* **WORK INSTRUCTIONS**
Give the material again in full, matching it exactly.

* **EXCERPTED DATA**

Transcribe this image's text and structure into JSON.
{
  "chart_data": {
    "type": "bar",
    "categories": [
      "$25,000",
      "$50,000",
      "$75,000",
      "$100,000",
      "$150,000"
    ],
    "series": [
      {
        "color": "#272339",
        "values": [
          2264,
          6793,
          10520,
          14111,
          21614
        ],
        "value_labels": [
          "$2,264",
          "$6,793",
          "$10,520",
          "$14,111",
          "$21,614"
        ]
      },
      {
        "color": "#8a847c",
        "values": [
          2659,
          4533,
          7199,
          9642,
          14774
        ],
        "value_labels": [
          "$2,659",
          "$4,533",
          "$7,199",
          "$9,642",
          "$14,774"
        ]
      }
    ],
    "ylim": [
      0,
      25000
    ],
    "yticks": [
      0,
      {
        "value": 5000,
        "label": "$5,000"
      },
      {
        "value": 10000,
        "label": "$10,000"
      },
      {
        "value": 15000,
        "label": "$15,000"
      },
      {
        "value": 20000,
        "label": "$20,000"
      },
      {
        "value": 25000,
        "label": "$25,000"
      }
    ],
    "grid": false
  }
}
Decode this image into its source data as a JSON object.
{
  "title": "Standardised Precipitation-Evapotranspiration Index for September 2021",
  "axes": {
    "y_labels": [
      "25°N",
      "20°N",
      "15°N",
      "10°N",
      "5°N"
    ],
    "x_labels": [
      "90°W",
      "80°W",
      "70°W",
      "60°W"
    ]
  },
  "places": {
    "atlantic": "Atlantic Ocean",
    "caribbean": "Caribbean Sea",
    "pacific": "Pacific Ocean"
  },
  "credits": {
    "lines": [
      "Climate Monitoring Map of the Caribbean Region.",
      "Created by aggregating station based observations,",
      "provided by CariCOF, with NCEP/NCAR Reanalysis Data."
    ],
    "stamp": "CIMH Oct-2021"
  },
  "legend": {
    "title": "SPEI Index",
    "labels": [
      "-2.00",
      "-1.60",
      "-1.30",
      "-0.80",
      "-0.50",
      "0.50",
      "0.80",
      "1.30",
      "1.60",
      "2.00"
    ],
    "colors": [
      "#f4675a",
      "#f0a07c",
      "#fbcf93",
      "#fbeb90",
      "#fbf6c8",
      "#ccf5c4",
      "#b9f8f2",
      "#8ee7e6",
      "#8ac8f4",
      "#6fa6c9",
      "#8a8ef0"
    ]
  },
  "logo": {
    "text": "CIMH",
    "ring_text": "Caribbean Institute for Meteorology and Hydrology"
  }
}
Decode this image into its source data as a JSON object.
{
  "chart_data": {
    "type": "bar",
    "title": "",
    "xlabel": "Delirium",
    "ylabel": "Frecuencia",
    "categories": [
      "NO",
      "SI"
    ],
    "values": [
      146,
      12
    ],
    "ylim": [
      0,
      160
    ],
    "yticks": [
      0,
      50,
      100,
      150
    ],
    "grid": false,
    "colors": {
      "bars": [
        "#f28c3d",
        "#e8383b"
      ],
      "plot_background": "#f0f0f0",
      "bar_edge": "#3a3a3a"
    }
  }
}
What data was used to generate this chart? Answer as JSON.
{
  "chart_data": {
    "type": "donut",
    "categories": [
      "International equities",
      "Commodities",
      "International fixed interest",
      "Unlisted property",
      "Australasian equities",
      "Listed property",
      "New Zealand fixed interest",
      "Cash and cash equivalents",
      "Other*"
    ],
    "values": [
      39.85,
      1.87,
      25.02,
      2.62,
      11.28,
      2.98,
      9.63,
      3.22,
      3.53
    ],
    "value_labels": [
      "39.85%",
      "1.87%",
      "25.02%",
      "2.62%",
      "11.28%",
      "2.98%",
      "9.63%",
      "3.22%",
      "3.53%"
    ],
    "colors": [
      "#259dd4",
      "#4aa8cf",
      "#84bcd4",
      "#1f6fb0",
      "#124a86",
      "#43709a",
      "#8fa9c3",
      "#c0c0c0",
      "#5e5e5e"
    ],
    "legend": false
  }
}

* **EXPECTED OUTPUT**
Transcribe this image's text and structure into JSON.
{
  "chart_data": {
    "type": "bar",
    "categories": [
      "$25,000",
      "$50,000",
      "$75,000",
      "$100,000",
      "$150,000"
    ],
    "series": [
      {
        "color": "#272339",
        "values": [
          2264,
          6793,
          10520,
          14111,
          21614
        ],
        "value_labels": [
          "$2,264",
          "$6,793",
          "$10,520",
          "$14,111",
          "$21,614"
        ]
      },
      {
        "color": "#8a847c",
        "values": [
          2659,
          4533,
          7199,
          9642,
          14774
        ],
        "value_labels": [
          "$2,659",
          "$4,533",
          "$7,199",
          "$9,642",
          "$14,774"
        ]
      }
    ],
    "ylim": [
      0,
      25000
    ],
    "yticks": [
      0,
      {
        "value": 5000,
        "label": "$5,000"
      },
      {
        "value": 10000,
        "label": "$10,000"
      },
      {
        "value": 15000,
        "label": "$15,000"
      },
      {
        "value": 20000,
        "label": "$20,000"
      },
      {
        "value": 25000,
        "label": "$25,000"
      }
    ],
    "grid": false
  }
}
Decode this image into its source data as a JSON object.
{
  "title": "Standardised Precipitation-Evapotranspiration Index for September 2021",
  "axes": {
    "y_labels": [
      "25°N",
      "20°N",
      "15°N",
      "10°N",
      "5°N"
    ],
    "x_labels": [
      "90°W",
      "80°W",
      "70°W",
      "60°W"
    ]
  },
  "places": {
    "atlantic": "Atlantic Ocean",
    "caribbean": "Caribbean Sea",
    "pacific": "Pacific Ocean"
  },
  "credits": {
    "lines": [
      "Climate Monitoring Map of the Caribbean Region.",
      "Created by aggregating station based observations,",
      "provided by CariCOF, with NCEP/NCAR Reanalysis Data."
    ],
    "stamp": "CIMH Oct-2021"
  },
  "legend": {
    "title": "SPEI Index",
    "labels": [
      "-2.00",
      "-1.60",
      "-1.30",
      "-0.80",
      "-0.50",
      "0.50",
      "0.80",
      "1.30",
      "1.60",
      "2.00"
    ],
    "colors": [
      "#f4675a",
      "#f0a07c",
      "#fbcf93",
      "#fbeb90",
      "#fbf6c8",
      "#ccf5c4",
      "#b9f8f2",
      "#8ee7e6",
      "#8ac8f4",
      "#6fa6c9",
      "#8a8ef0"
    ]
  },
  "logo": {
    "text": "CIMH",
    "ring_text": "Caribbean Institute for Meteorology and Hydrology"
  }
}
Decode this image into its source data as a JSON object.
{
  "chart_data": {
    "type": "bar",
    "title": "",
    "xlabel": "Delirium",
    "ylabel": "Frecuencia",
    "categories": [
      "NO",
      "SI"
    ],
    "values": [
      146,
      12
    ],
    "ylim": [
      0,
      160
    ],
    "yticks": [
      0,
      50,
      100,
      150
    ],
    "grid": false,
    "colors": {
      "bars": [
        "#f28c3d",
        "#e8383b"
      ],
      "plot_background": "#f0f0f0",
      "bar_edge": "#3a3a3a"
    }
  }
}
What data was used to generate this chart? Answer as JSON.
{
  "chart_data": {
    "type": "donut",
    "categories": [
      "International equities",
      "Commodities",
      "International fixed interest",
      "Unlisted property",
      "Australasian equities",
      "Listed property",
      "New Zealand fixed interest",
      "Cash and cash equivalents",
      "Other*"
    ],
    "values": [
      39.85,
      1.87,
      25.02,
      2.62,
      11.28,
      2.98,
      9.63,
      3.22,
      3.53
    ],
    "value_labels": [
      "39.85%",
      "1.87%",
      "25.02%",
      "2.62%",
      "11.28%",
      "2.98%",
      "9.63%",
      "3.22%",
      "3.53%"
    ],
    "colors": [
      "#259dd4",
      "#4aa8cf",
      "#84bcd4",
      "#1f6fb0",
      "#124a86",
      "#43709a",
      "#8fa9c3",
      "#c0c0c0",
      "#5e5e5e"
    ],
    "legend": false
  }
}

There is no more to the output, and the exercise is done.